→ EXERCISE MATERIALS

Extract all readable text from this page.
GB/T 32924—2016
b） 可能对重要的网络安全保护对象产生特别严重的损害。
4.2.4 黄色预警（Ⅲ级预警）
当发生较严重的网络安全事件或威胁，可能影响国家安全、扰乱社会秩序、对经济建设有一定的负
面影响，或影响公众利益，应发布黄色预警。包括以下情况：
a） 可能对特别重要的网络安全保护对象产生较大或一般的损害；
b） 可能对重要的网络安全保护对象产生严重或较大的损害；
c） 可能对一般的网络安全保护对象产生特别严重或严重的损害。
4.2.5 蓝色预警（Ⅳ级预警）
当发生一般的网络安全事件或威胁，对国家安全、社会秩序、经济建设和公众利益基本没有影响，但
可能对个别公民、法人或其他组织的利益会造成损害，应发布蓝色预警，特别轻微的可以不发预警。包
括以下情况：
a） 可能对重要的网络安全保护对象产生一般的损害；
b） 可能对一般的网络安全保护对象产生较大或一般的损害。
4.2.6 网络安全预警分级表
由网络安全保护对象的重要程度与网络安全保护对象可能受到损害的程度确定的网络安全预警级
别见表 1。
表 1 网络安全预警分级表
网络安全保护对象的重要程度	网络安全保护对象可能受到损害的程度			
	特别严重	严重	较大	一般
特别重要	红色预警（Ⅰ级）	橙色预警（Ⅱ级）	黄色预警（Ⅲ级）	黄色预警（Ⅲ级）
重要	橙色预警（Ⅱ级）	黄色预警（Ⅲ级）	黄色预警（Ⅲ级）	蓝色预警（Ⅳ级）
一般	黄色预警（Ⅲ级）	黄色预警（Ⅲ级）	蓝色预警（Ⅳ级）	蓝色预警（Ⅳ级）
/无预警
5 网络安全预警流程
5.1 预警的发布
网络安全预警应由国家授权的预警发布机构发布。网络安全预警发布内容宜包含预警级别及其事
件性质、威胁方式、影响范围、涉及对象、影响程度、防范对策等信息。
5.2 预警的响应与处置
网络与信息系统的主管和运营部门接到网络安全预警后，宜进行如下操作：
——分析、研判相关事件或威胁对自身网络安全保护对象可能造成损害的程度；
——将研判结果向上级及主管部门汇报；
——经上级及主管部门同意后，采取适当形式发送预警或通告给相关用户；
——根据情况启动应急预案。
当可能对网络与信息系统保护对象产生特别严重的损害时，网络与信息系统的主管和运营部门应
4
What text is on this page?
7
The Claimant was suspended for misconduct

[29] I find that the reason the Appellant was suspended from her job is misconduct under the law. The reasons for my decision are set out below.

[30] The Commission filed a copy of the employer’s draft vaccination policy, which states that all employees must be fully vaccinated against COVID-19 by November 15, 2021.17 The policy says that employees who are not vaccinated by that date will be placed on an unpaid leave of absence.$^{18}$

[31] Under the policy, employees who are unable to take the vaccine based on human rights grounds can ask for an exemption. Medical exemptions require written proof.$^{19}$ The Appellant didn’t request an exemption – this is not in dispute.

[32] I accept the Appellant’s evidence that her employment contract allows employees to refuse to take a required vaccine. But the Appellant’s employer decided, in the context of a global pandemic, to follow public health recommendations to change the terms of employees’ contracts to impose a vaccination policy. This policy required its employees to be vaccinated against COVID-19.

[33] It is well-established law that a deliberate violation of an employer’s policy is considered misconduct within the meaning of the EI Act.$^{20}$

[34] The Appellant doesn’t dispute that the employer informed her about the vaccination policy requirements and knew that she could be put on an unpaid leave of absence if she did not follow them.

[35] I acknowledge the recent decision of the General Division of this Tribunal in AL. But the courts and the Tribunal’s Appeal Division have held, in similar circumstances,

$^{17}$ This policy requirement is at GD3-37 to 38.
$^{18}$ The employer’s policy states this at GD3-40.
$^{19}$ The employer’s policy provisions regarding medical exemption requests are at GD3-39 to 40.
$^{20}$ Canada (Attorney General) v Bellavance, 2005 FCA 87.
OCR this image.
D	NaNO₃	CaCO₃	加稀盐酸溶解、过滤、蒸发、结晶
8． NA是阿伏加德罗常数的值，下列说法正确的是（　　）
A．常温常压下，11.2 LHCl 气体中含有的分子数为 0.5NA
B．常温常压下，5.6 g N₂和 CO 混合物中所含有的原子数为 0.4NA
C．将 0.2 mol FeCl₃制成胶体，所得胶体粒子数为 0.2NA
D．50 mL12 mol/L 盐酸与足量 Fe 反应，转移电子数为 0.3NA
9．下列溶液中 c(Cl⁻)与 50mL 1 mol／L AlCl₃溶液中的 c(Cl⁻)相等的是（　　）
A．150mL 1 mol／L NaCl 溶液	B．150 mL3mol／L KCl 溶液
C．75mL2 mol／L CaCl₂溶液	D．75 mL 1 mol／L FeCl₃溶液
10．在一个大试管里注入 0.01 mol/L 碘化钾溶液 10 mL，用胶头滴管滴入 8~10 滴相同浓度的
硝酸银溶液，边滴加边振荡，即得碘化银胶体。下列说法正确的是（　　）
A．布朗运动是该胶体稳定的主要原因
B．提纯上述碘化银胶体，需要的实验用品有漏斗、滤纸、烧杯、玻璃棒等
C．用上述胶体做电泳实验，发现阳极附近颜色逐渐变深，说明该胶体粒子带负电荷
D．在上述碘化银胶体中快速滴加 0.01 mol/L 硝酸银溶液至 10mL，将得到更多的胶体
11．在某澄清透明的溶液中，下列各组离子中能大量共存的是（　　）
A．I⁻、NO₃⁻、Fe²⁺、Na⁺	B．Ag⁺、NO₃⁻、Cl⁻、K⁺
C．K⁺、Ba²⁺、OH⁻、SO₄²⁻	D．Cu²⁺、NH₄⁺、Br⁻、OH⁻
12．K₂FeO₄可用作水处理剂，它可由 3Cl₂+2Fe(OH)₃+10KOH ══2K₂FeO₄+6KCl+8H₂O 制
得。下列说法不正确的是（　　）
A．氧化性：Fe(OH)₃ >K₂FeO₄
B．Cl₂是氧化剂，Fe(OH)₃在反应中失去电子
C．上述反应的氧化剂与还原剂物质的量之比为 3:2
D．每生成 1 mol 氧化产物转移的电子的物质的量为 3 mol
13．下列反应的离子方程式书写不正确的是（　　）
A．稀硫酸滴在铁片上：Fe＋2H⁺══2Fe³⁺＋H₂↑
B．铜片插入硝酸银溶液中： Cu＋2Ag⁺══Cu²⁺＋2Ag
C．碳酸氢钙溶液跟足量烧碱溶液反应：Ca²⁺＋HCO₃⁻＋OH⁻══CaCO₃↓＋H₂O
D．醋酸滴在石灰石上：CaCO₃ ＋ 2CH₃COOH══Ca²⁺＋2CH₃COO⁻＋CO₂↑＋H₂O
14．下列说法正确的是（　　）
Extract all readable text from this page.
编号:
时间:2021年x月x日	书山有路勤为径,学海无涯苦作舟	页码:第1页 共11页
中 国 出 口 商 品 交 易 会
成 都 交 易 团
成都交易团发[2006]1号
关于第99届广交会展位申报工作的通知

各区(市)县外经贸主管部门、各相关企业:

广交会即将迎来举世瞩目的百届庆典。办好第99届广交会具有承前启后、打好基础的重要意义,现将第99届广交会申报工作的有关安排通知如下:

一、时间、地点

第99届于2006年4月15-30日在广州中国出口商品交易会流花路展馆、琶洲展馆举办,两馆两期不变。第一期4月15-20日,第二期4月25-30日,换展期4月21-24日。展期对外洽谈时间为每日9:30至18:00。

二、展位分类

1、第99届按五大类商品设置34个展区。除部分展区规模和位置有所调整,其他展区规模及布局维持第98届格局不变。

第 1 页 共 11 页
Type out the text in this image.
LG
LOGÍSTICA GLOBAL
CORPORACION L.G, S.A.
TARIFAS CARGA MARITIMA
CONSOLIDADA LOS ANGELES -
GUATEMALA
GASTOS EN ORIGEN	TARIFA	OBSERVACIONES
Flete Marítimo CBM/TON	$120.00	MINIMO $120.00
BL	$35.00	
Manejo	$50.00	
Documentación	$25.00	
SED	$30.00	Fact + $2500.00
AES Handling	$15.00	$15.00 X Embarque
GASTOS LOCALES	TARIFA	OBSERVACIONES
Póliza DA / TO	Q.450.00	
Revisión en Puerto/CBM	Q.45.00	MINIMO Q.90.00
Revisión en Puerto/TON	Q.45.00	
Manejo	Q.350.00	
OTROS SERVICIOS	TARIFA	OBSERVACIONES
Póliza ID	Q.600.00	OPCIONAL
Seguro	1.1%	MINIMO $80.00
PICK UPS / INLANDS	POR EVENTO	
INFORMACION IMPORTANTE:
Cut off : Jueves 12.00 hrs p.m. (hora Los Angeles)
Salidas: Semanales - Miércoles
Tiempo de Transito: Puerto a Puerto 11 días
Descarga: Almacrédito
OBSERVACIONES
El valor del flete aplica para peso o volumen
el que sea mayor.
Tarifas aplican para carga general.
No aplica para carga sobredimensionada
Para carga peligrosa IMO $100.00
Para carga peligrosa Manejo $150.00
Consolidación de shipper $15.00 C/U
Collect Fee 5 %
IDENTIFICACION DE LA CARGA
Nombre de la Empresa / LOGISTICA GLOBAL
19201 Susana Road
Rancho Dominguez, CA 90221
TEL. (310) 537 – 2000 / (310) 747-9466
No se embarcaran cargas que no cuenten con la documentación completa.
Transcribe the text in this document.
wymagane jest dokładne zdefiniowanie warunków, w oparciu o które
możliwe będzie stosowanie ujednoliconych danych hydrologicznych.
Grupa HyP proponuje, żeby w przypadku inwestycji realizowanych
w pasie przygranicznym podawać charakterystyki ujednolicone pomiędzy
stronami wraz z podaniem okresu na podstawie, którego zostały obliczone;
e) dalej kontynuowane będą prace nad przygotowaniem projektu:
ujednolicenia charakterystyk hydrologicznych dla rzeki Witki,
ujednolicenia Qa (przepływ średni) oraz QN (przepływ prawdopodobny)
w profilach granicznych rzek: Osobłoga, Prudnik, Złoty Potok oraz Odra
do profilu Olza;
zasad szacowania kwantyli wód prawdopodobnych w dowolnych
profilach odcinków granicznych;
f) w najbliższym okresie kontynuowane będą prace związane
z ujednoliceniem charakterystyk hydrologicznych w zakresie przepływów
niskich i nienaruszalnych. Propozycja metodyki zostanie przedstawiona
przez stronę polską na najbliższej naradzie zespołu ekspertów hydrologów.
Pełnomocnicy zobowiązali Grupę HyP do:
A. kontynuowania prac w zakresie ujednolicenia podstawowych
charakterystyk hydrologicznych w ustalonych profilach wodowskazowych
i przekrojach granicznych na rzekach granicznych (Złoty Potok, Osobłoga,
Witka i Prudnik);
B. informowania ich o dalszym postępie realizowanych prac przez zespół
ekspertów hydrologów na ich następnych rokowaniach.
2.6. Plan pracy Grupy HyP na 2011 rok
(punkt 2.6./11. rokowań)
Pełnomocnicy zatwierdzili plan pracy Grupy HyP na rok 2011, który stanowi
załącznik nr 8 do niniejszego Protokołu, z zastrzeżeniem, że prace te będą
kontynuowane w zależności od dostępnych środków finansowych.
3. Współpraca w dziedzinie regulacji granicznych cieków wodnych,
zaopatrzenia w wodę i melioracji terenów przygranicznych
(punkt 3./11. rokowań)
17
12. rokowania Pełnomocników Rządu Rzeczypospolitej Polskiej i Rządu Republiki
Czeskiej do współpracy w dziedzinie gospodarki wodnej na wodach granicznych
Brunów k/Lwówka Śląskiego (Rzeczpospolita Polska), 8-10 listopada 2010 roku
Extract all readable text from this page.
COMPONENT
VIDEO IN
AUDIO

→ REQUIREMENTS
Pull out every line above that holds the word "oraz".

→ REPLY TO THE TASK
ujednolicenia Qa (przepływ średni) oraz QN (przepływ prawdopodobny)
w profilach granicznych rzek: Osobłoga, Prudnik, Złoty Potok oraz Odra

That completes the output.